### WORK REQUIRED
Render this sentence from the MasterCard IPO anniversary article in Spanish: "The IPO that finally brought MasterCard public was forty years after their 1966 origin."

### GIVEN PASSAGE
Today we reached the tenth anniversary of MasterCard’s May 25th, 2006 IPO, and we are looking back with one of the key players that made this IPO and several others successful, Charles Gregor. One of the highest performing stocks over the past ten years has been MasterCard (MA). Though some readers may not think of a large-cap company established in 1966 under its original name, “Interbank Card Association” (thank goodness that changed) could produce so well for its investors, looking at the ten-year performance, we see their results:
MasterCard was started by a consortium of banks and regional bank-card associations as a response to Bank of America’s BankAmericard (this card later became the Visa and similarly named card company).
The long-awaited IPO
The IPO that finally brought MasterCard public was forty years after their 1966 origin. So how has Martercaard performed for its early investors? The initial May 25th, 2006 IPO share price that Charles Gregor saw was $39/share, with half of its 135 million shares being provided to the public. MasterCard and Gregor raised $2.4 billion on that day, giving the company a $5.3 billion total market capitalization.
Despite its short life as a public company, if we fast forward to today’s (May 25th, 2016) closing price, MasterCards sits at $96.45 per share, which would be a 145% increase in ten years; most investors would be ok with a 9.4% average yearly return. However, this would be forgetting that there was a 10 for 1 stock split in January of 2014, so the actual increase is 2373% or a fantastic 37.8% compounded yearly return, putting MasterCard at a current market cap of just over $100 billion. What’s more, this does not include quarterly dividends that have also been paid over the years, which add another $20.78 per initial share. An initial investment of just under $10,000 at the IPO price would get you 256 shares. These would be worth $243,500 today, and you would have been paid another $5320 in dividends along the way.
The man behind the scenes
Charles Gregor was the man behind the scenes of the IPO that started the public life of this now world-class company, and we got a chance to sit down with him and get some insights into what was going on back in 2006.

### MATERIAL PROVIDED
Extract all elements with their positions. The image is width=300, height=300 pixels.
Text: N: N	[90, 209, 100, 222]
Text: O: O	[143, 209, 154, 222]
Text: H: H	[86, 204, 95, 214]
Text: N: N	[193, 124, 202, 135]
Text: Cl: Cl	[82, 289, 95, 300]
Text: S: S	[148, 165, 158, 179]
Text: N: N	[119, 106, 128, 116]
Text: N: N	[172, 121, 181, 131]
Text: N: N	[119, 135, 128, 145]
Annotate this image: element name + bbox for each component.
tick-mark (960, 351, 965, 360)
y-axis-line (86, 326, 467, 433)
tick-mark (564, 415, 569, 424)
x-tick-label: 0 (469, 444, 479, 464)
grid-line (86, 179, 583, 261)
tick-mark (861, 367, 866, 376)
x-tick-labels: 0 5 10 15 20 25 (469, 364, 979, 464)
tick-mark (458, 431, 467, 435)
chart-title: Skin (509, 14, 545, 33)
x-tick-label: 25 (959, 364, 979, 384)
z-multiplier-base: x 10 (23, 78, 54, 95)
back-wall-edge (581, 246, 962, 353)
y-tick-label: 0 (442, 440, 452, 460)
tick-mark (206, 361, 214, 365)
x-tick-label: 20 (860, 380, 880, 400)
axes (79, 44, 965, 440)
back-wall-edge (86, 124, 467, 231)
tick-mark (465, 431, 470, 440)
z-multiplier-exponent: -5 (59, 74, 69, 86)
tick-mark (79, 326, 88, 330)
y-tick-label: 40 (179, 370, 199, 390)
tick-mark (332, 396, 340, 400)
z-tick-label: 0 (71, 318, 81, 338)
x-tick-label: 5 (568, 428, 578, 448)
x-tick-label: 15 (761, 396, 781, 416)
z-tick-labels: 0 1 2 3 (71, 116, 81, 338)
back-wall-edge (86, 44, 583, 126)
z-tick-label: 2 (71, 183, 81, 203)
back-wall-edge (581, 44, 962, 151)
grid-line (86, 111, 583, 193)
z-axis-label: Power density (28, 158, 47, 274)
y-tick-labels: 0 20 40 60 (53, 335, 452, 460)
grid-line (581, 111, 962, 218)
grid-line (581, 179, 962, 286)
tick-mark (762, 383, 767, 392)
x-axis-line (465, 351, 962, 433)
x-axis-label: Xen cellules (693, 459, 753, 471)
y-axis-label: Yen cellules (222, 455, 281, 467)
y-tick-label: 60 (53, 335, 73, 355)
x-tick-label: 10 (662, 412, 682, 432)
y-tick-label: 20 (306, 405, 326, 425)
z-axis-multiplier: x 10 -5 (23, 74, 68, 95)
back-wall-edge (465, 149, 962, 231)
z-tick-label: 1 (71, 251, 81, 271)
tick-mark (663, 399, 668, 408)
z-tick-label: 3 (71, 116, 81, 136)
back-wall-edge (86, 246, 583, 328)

### ANSWER SPACE
La oferta pública inicial que finalmente llevó a MasterCard a cotizar en bolsa se produjo cuarenta años después de su origen en 1966.